━━━ TEXTAUSZUG ━━━

ESA präsentiert Herschel-Ergebnisse

Die ESA und die an den Forschungsarbeiten mit dem Weltraumteleskop Herschel beteiligten Konsortien präsentieren erste wissenschaftliche Ergebnisse spektroskopischer Untersuchungen mit den Instrumenten SPIRE, HIFI und PAC.

Ein Beitrag von Günther Glatzel. Quelle: ESA, Raumfahrer.net, Wikipedia, astronomie-heute.de. Vertont von Peter Rittinger.

ESA
Weltraumteleskop Herschel mit Sonne und Erde im Hintergrund
(Bild: ESA)

━━━ GEGEBENE DATEN ━━━

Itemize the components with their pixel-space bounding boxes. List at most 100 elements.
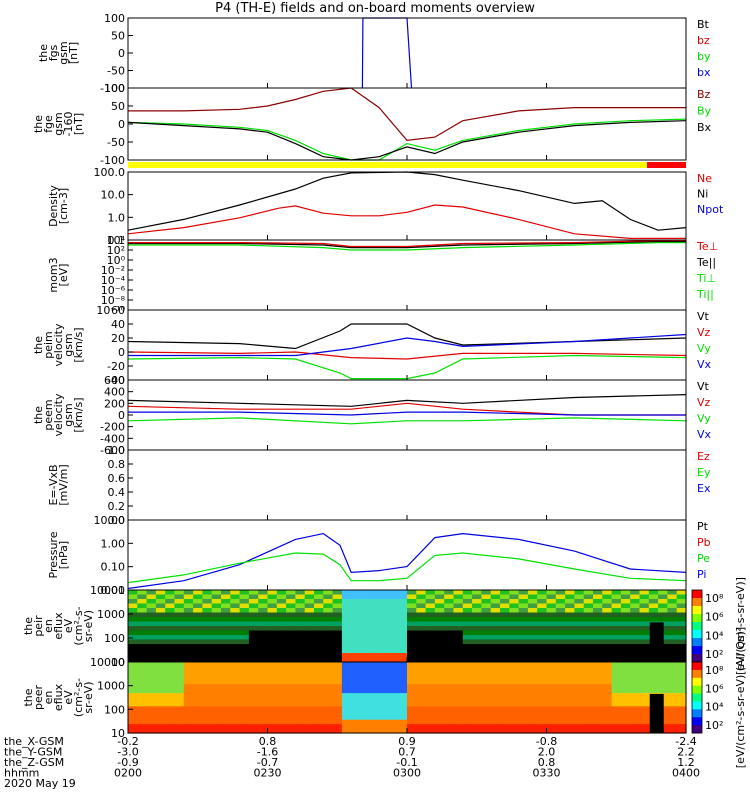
- spectrogram-cell: [258, 648, 269, 654]
- spectrogram-cell: [202, 670, 213, 676]
- spectrogram-cell: [397, 608, 408, 614]
- spectrogram-cell: [165, 603, 176, 609]
- spectrogram-cell: [388, 657, 399, 663]
- spectrogram-cell: [537, 675, 548, 681]
- spectrogram-cell: [314, 657, 324, 663]
- spectrogram-cell: [583, 697, 594, 703]
- spectrogram-cell: [295, 626, 306, 632]
- colorbar-segment: [692, 701, 702, 710]
- spectrogram-cell: [276, 639, 287, 645]
- spectrogram-cell: [490, 594, 501, 600]
- spectrogram-cell: [193, 608, 203, 614]
- spectrogram-cell: [165, 635, 176, 641]
- spectrogram-cell: [369, 635, 380, 641]
- spectrogram-cell: [537, 701, 548, 707]
- spectrogram-cell: [211, 626, 222, 632]
- spectrogram-cell: [183, 648, 194, 654]
- spectrogram-cell: [258, 670, 269, 676]
- spectrogram-cell: [258, 639, 269, 645]
- spectrogram-cell: [500, 679, 510, 685]
- spectrogram-cell: [165, 617, 176, 623]
- spectrogram-cell: [407, 715, 417, 721]
- spectrogram-cell: [379, 666, 389, 672]
- spectrogram-cell: [509, 639, 520, 645]
- spectrogram-cell: [648, 666, 659, 672]
- spectrogram-cell: [593, 612, 603, 618]
- spectrogram-cell: [444, 630, 455, 636]
- spectrogram-cell: [332, 697, 343, 703]
- spectrogram-cell: [369, 599, 380, 605]
- spectrogram-cell: [444, 635, 455, 641]
- series-line-Vx: [128, 333, 687, 357]
- spectrogram-cell: [202, 590, 213, 596]
- spectrogram-cell: [416, 662, 427, 667]
- spectrogram-cell: [453, 603, 464, 609]
- spectrogram-cell: [388, 635, 399, 641]
- spectrogram-cell: [183, 679, 194, 685]
- spectrogram-cell: [379, 693, 389, 699]
- spectrogram-cell: [379, 621, 389, 627]
- spectrogram-cell: [416, 724, 427, 730]
- spectrogram-cell: [323, 639, 334, 645]
- spectrogram-cell: [304, 701, 315, 707]
- spectrogram-cell: [286, 626, 296, 632]
- spectrogram-cell: [388, 666, 399, 672]
- spectrogram-cell: [537, 612, 548, 618]
- bottom-row-label: the_X-GSM: [4, 735, 64, 748]
- spectrogram-cell: [286, 710, 296, 716]
- spectrogram-cell: [230, 701, 241, 707]
- spectrogram-cell: [341, 724, 352, 730]
- spectrogram-cell: [221, 644, 231, 650]
- spectrogram-cell: [379, 648, 389, 654]
- spectrogram-cell: [146, 710, 157, 716]
- spectrogram-cell: [314, 612, 324, 618]
- spectrogram-cell: [155, 662, 166, 667]
- spectrogram-cell: [667, 697, 678, 703]
- spectrogram-cell: [230, 630, 241, 636]
- spectrogram-cell: [481, 670, 492, 676]
- spectrogram-cell: [602, 630, 613, 636]
- spectrogram-cell: [128, 612, 138, 618]
- spectrogram-cell: [574, 590, 585, 596]
- spectrogram-cell: [444, 594, 455, 600]
- spectrogram-cell: [593, 599, 603, 605]
- spectrogram-cell: [128, 608, 138, 614]
- spectrogram-cell: [602, 648, 613, 654]
- spectrogram-cell: [137, 666, 148, 672]
- spectrogram-cell: [639, 697, 650, 703]
- spectrogram-cell: [248, 599, 259, 605]
- spectrogram-cell: [583, 617, 594, 623]
- spectrogram-cell: [500, 626, 510, 632]
- spectrogram-cell: [193, 701, 203, 707]
- spectrogram-cell: [276, 644, 287, 650]
- spectrogram-cell: [611, 626, 622, 632]
- spectrogram-cell: [276, 724, 287, 730]
- spectrogram-cell: [555, 688, 566, 694]
- spectrogram-cell: [202, 594, 213, 600]
- spectrogram-cell: [258, 630, 269, 636]
- spectrogram-cell: [128, 621, 138, 627]
- spectrogram-cell: [425, 608, 436, 614]
- legend-entry: Ti||: [696, 288, 714, 301]
- spectrogram-cell: [258, 701, 269, 707]
- spectrogram-cell: [648, 590, 659, 596]
- spectrogram-cell: [462, 639, 473, 645]
- spectrogram-cell: [351, 630, 362, 636]
- spectrogram-cell: [341, 706, 352, 712]
- legend-entry: Npot: [697, 203, 724, 216]
- series-line-Vy: [127, 417, 687, 425]
- spectrogram-cell: [527, 594, 538, 600]
- spectrogram-cell: [620, 688, 631, 694]
- spectrogram-cell: [379, 710, 389, 716]
- y-axis-label: velocity: [52, 323, 65, 366]
- spectrogram-cell: [583, 715, 594, 721]
- spectrogram-cell: [341, 701, 352, 707]
- spectrogram-cell: [267, 701, 278, 707]
- spectrogram-cell: [397, 715, 408, 721]
- spectrogram-cell: [267, 728, 278, 734]
- spectrogram-cell: [639, 684, 650, 690]
- spectrogram-cell: [314, 608, 324, 614]
- spectrogram-cell: [323, 590, 334, 596]
- spectrogram-cell: [314, 666, 324, 672]
- spectrogram-cell: [611, 688, 622, 694]
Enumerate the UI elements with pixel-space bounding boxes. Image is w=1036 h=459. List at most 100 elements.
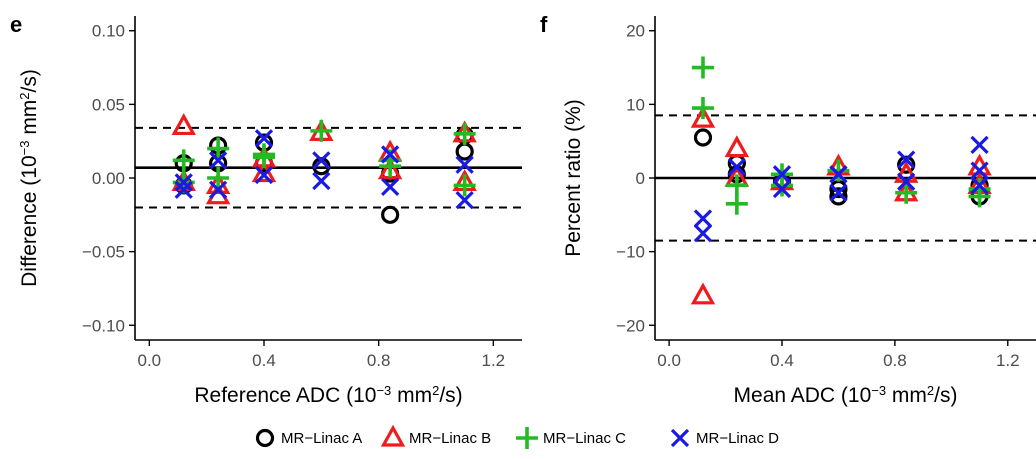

━━━

Mit welchen Instrumenten wurden laut dem Textauszug die spektroskopischen Untersuchungen mit dem Weltraumteleskop Herschel durchgeführt? Grundlage ist allein der Textauszug.

Mit den Instrumenten SPIRE, HIFI und PAC.